## INPUT FOR THIS TASK
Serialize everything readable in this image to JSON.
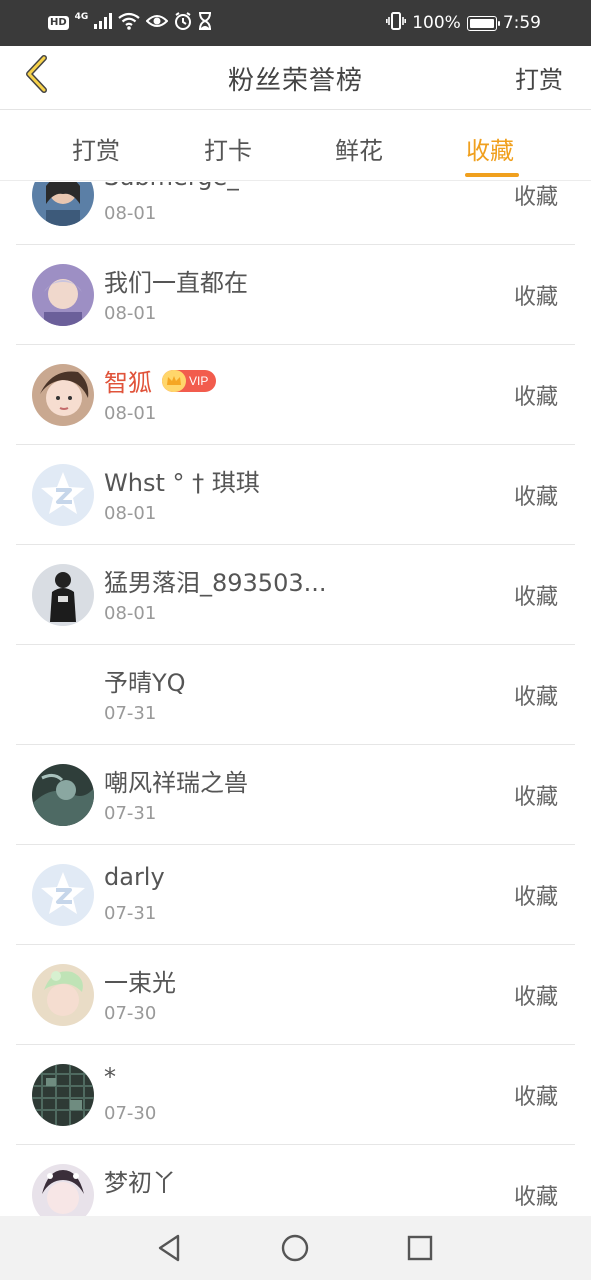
{
  "status_bar": {
    "hd": "HD",
    "network": "4G",
    "battery": "100%",
    "time": "7:59",
    "icons": [
      "signal-icon",
      "wifi-icon",
      "eye-icon",
      "alarm-icon",
      "hourglass-icon",
      "vibrate-icon",
      "battery-icon"
    ]
  },
  "header": {
    "title": "粉丝荣誉榜",
    "right_action": "打赏",
    "back_icon": "chevron-left-icon"
  },
  "tabs": [
    {
      "label": "打赏",
      "active": false
    },
    {
      "label": "打卡",
      "active": false
    },
    {
      "label": "鲜花",
      "active": false
    },
    {
      "label": "收藏",
      "active": true
    }
  ],
  "colors": {
    "accent": "#f0a01e",
    "vip_name": "#e0533a",
    "vip_badge": "#f25c4d"
  },
  "vip_label": "VIP",
  "rows": [
    {
      "name": "Submerge_",
      "date": "08-01",
      "action": "收藏",
      "avatar": "photo-dark"
    },
    {
      "name": "我们一直都在",
      "date": "08-01",
      "action": "收藏",
      "avatar": "photo-purple"
    },
    {
      "name": "智狐",
      "date": "08-01",
      "action": "收藏",
      "avatar": "photo-face",
      "vip": true
    },
    {
      "name": "Whst ° † 琪琪",
      "date": "08-01",
      "action": "收藏",
      "avatar": "default-z"
    },
    {
      "name": "猛男落泪_893503...",
      "date": "08-01",
      "action": "收藏",
      "avatar": "photo-figure"
    },
    {
      "name": "予晴YQ",
      "date": "07-31",
      "action": "收藏",
      "avatar": "none"
    },
    {
      "name": "嘲风祥瑞之兽",
      "date": "07-31",
      "action": "收藏",
      "avatar": "photo-teal"
    },
    {
      "name": "darly",
      "date": "07-31",
      "action": "收藏",
      "avatar": "default-z"
    },
    {
      "name": "一束光",
      "date": "07-30",
      "action": "收藏",
      "avatar": "photo-green"
    },
    {
      "name": "*",
      "date": "07-30",
      "action": "收藏",
      "avatar": "photo-map"
    },
    {
      "name": "梦初丫",
      "date": "",
      "action": "收藏",
      "avatar": "photo-anime"
    }
  ],
  "nav_bar": [
    "back-triangle-icon",
    "home-circle-icon",
    "recents-square-icon"
  ]
}
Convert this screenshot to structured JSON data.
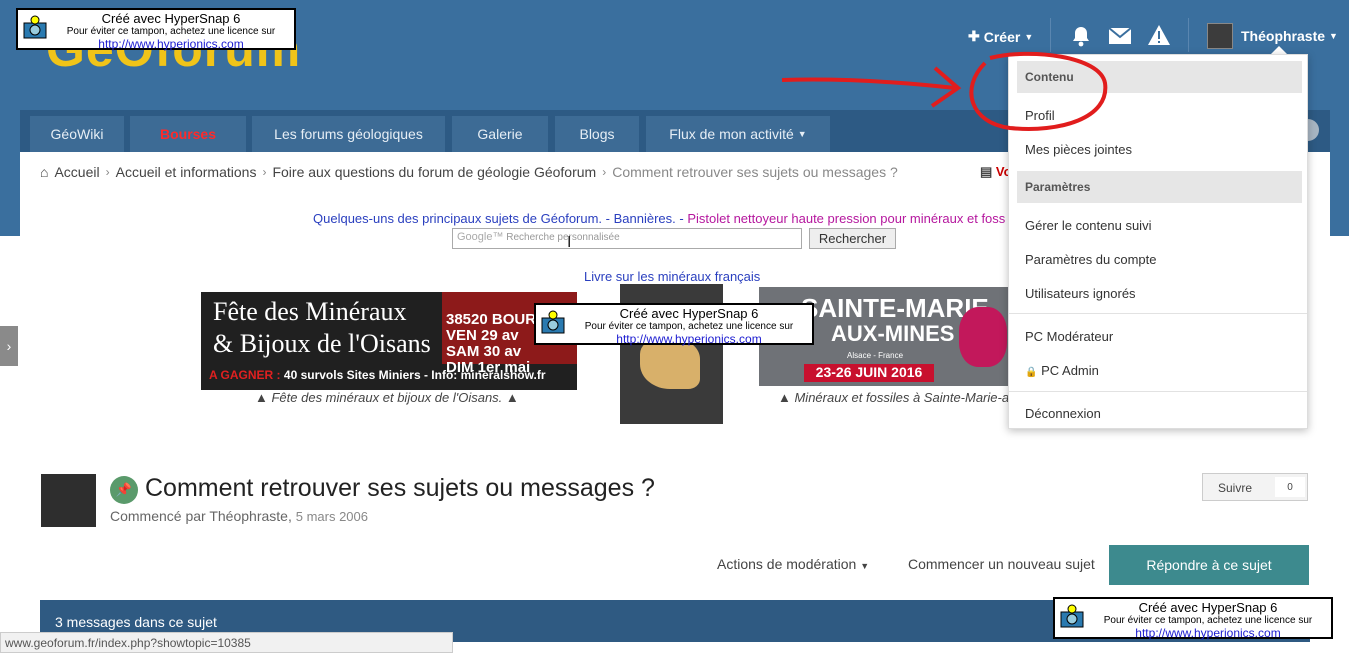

## EXERCISE
Repeat the material above word for word, please, apart from its images.

## TASK RESPONSE
Serialize everything readable in this image to JSON.
{
  "status_bar": {
    "hd": "HD",
    "network": "4G",
    "battery": "100%",
    "time": "7:59",
    "icons": [
      "signal-icon",
      "wifi-icon",
      "eye-icon",
      "alarm-icon",
      "hourglass-icon",
      "vibrate-icon",
      "battery-icon"
    ]
  },
  "header": {
    "title": "粉丝荣誉榜",
    "right_action": "打赏",
    "back_icon": "chevron-left-icon"
  },
  "tabs": [
    {
      "label": "打赏",
      "active": false
    },
    {
      "label": "打卡",
      "active": false
    },
    {
      "label": "鲜花",
      "active": false
    },
    {
      "label": "收藏",
      "active": true
    }
  ],
  "colors": {
    "accent": "#f0a01e",
    "vip_name": "#e0533a",
    "vip_badge": "#f25c4d"
  },
  "vip_label": "VIP",
  "rows": [
    {
      "name": "Submerge_",
      "date": "08-01",
      "action": "收藏",
      "avatar": "photo-dark"
    },
    {
      "name": "我们一直都在",
      "date": "08-01",
      "action": "收藏",
      "avatar": "photo-purple"
    },
    {
      "name": "智狐",
      "date": "08-01",
      "action": "收藏",
      "avatar": "photo-face",
      "vip": true
    },
    {
      "name": "Whst ° † 琪琪",
      "date": "08-01",
      "action": "收藏",
      "avatar": "default-z"
    },
    {
      "name": "猛男落泪_893503...",
      "date": "08-01",
      "action": "收藏",
      "avatar": "photo-figure"
    },
    {
      "name": "予晴YQ",
      "date": "07-31",
      "action": "收藏",
      "avatar": "none"
    },
    {
      "name": "嘲风祥瑞之兽",
      "date": "07-31",
      "action": "收藏",
      "avatar": "photo-teal"
    },
    {
      "name": "darly",
      "date": "07-31",
      "action": "收藏",
      "avatar": "default-z"
    },
    {
      "name": "一束光",
      "date": "07-30",
      "action": "收藏",
      "avatar": "photo-green"
    },
    {
      "name": "*",
      "date": "07-30",
      "action": "收藏",
      "avatar": "photo-map"
    },
    {
      "name": "梦初丫",
      "date": "",
      "action": "收藏",
      "avatar": "photo-anime"
    }
  ],
  "nav_bar": [
    "back-triangle-icon",
    "home-circle-icon",
    "recents-square-icon"
  ]
}
Convert this screenshot to structured JSON data.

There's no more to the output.